Exercise details
Below are records; extract exactly the lines from the one containing "Decode this image" through the last, both included, and keep the pictures out.

Input material
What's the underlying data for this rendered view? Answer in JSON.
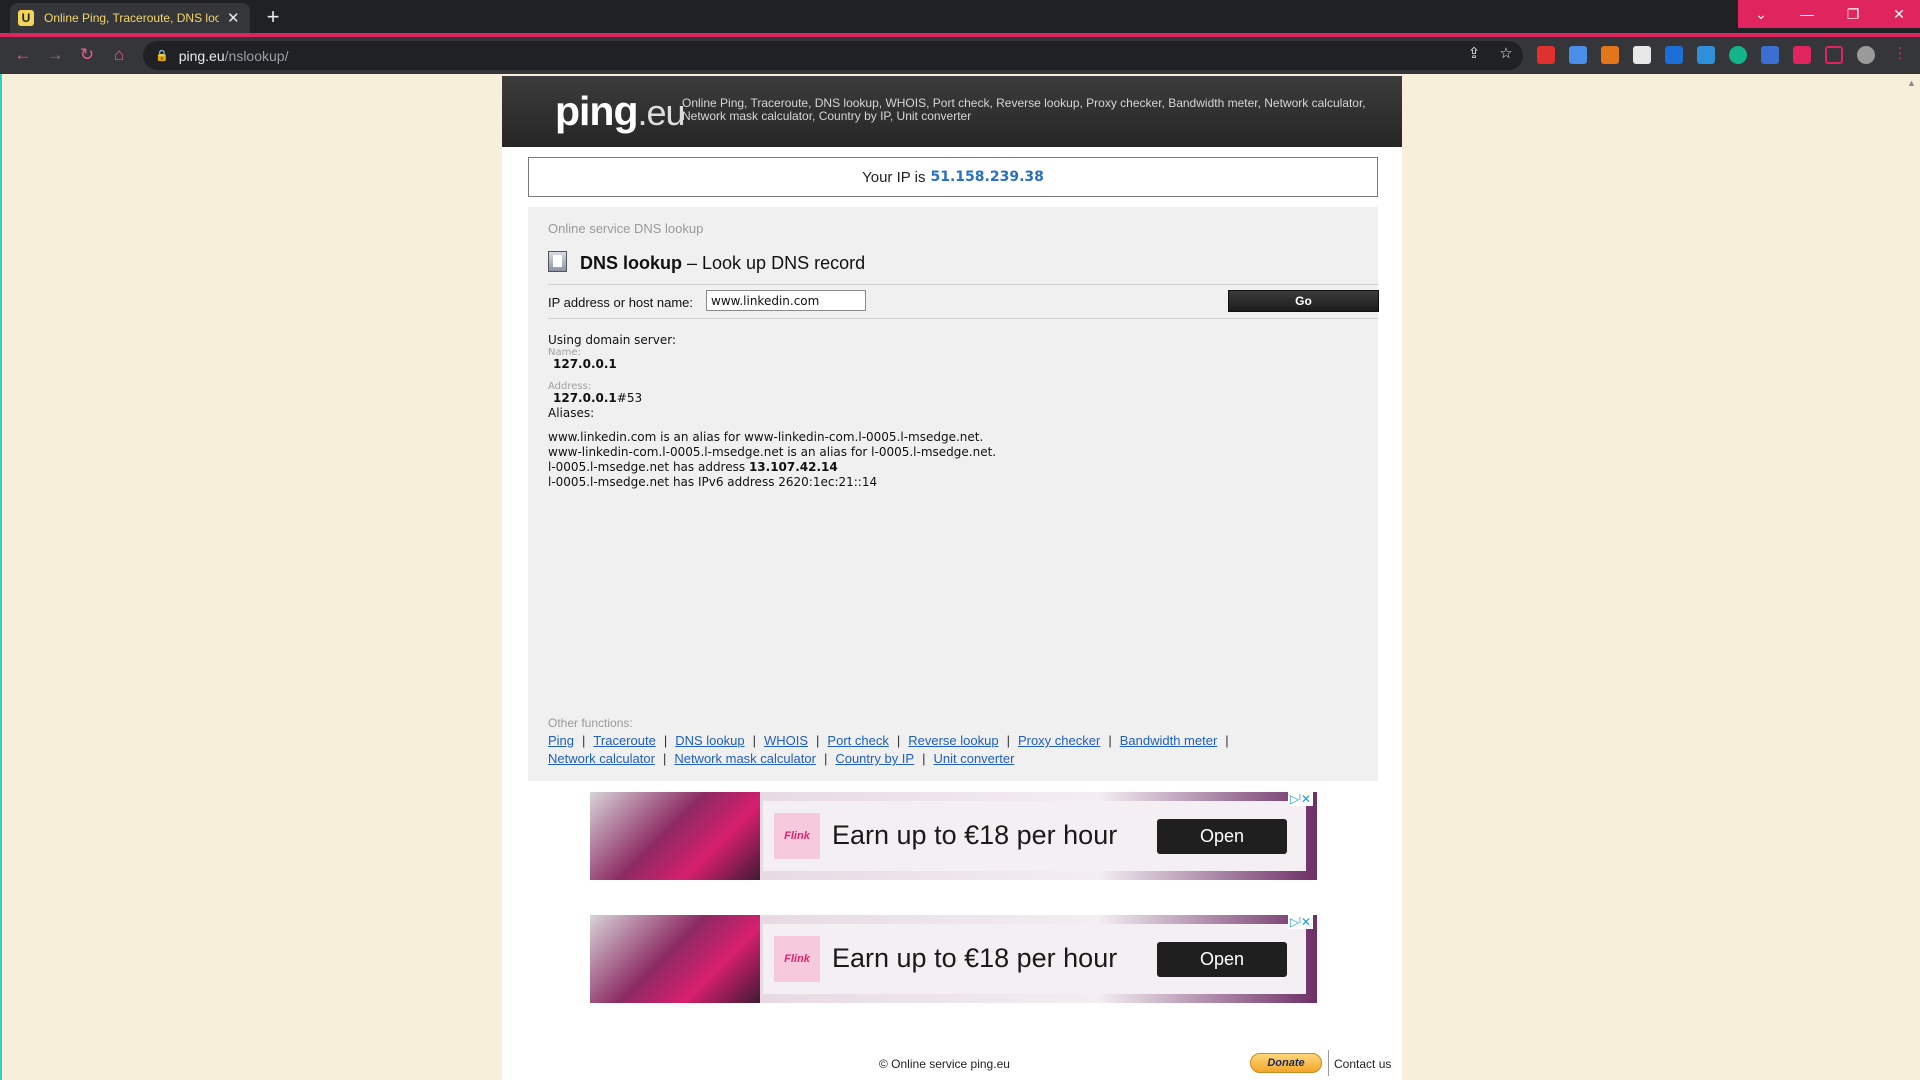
{
  "browser": {
    "tab_title": "Online Ping, Traceroute, DNS loo",
    "tab_favicon": "U",
    "new_tab": "+",
    "url_host": "ping.eu",
    "url_path": "/nslookup/",
    "accent_color": "#e0245e"
  },
  "header": {
    "logo_main": "ping",
    "logo_tld": ".eu",
    "tagline": "Online Ping, Traceroute, DNS lookup, WHOIS, Port check, Reverse lookup, Proxy checker, Bandwidth meter, Network calculator, Network mask calculator, Country by IP, Unit converter"
  },
  "ip": {
    "prefix": "Your IP is",
    "value": "51.158.239.38"
  },
  "tool": {
    "service_label": "Online service DNS lookup",
    "title_bold": "DNS lookup",
    "title_rest": " – Look up DNS record",
    "input_label": "IP address or host name:",
    "input_value": "www.linkedin.com",
    "go_label": "Go"
  },
  "result": {
    "using_server": "Using domain server:",
    "name_label": "Name:",
    "name_value": "127.0.0.1",
    "address_label": "Address:",
    "address_value": "127.0.0.1",
    "address_port": "#53",
    "aliases_label": "Aliases:",
    "line1": "www.linkedin.com is an alias for www-linkedin-com.l-0005.l-msedge.net.",
    "line2": "www-linkedin-com.l-0005.l-msedge.net is an alias for l-0005.l-msedge.net.",
    "line3_text": "l-0005.l-msedge.net has address ",
    "line3_ip": "13.107.42.14",
    "line4": "l-0005.l-msedge.net has IPv6 address 2620:1ec:21::14"
  },
  "other_functions": {
    "label": "Other functions:",
    "links": [
      "Ping",
      "Traceroute",
      "DNS lookup",
      "WHOIS",
      "Port check",
      "Reverse lookup",
      "Proxy checker",
      "Bandwidth meter",
      "Network calculator",
      "Network mask calculator",
      "Country by IP",
      "Unit converter"
    ]
  },
  "ads": [
    {
      "brand": "Flink",
      "headline": "Earn up to €18 per hour",
      "button": "Open",
      "ad_choice": "▷ˡ✕"
    },
    {
      "brand": "Flink",
      "headline": "Earn up to €18 per hour",
      "button": "Open",
      "ad_choice": "▷ˡ✕"
    }
  ],
  "footer": {
    "copyright": "© Online service ping.eu",
    "donate": "Donate",
    "contact": "Contact us"
  }
}
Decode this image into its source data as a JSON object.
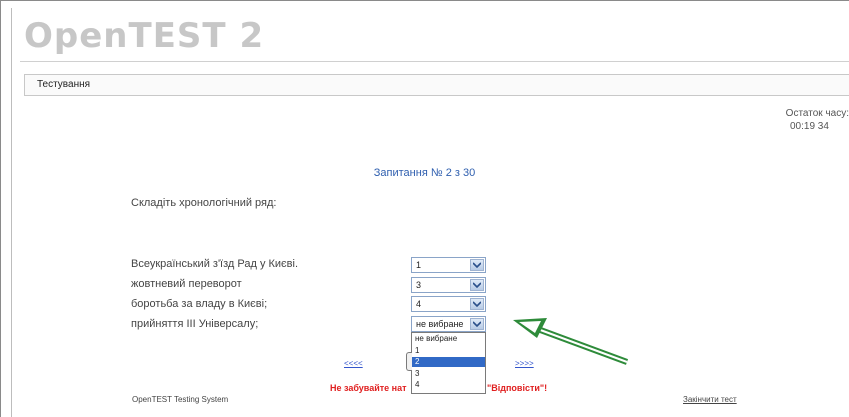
{
  "logo": {
    "text": "OpenTEST 2"
  },
  "navbar": {
    "title": "Тестування"
  },
  "timer": {
    "label": "Остаток часу:",
    "value": "00:19 34"
  },
  "question": {
    "heading": "Запитання № 2 з 30",
    "text": "Складіть хронологічний ряд:",
    "items": [
      {
        "label": "Всеукраїнський з'їзд Рад у Києві.",
        "selected": "1"
      },
      {
        "label": "жовтневий переворот",
        "selected": "3"
      },
      {
        "label": "боротьба за владу в Києві;",
        "selected": "4"
      },
      {
        "label": "прийняття III Універсалу;",
        "selected": "не вибране"
      }
    ]
  },
  "dropdown": {
    "options": [
      "не вибране",
      "1",
      "2",
      "3",
      "4"
    ],
    "highlighted": "2"
  },
  "navigation": {
    "prev": "<<<<",
    "next": ">>>>"
  },
  "warning": {
    "left": "Не забувайте нат",
    "right": "\"Відповісти\"!"
  },
  "footer": {
    "system": "OpenTEST Testing System",
    "finish": "Закінчити тест"
  },
  "colors": {
    "accent": "#2f5faf",
    "warning": "#e02020",
    "arrow": "#2e8b3a",
    "highlight": "#3169c6"
  }
}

Output of the task
Decode this image into its source data as a JSON object.
{
  "logo": {
    "text": "OpenTEST 2"
  },
  "navbar": {
    "title": "Тестування"
  },
  "timer": {
    "label": "Остаток часу:",
    "value": "00:19 34"
  },
  "question": {
    "heading": "Запитання № 2 з 30",
    "text": "Складіть хронологічний ряд:",
    "items": [
      {
        "label": "Всеукраїнський з'їзд Рад у Києві.",
        "selected": "1"
      },
      {
        "label": "жовтневий переворот",
        "selected": "3"
      },
      {
        "label": "боротьба за владу в Києві;",
        "selected": "4"
      },
      {
        "label": "прийняття III Універсалу;",
        "selected": "не вибране"
      }
    ]
  },
  "dropdown": {
    "options": [
      "не вибране",
      "1",
      "2",
      "3",
      "4"
    ],
    "highlighted": "2"
  },
  "navigation": {
    "prev": "<<<<",
    "next": ">>>>"
  },
  "warning": {
    "left": "Не забувайте нат",
    "right": "\"Відповісти\"!"
  },
  "footer": {
    "system": "OpenTEST Testing System",
    "finish": "Закінчити тест"
  },
  "colors": {
    "accent": "#2f5faf",
    "warning": "#e02020",
    "arrow": "#2e8b3a",
    "highlight": "#3169c6"
  }
}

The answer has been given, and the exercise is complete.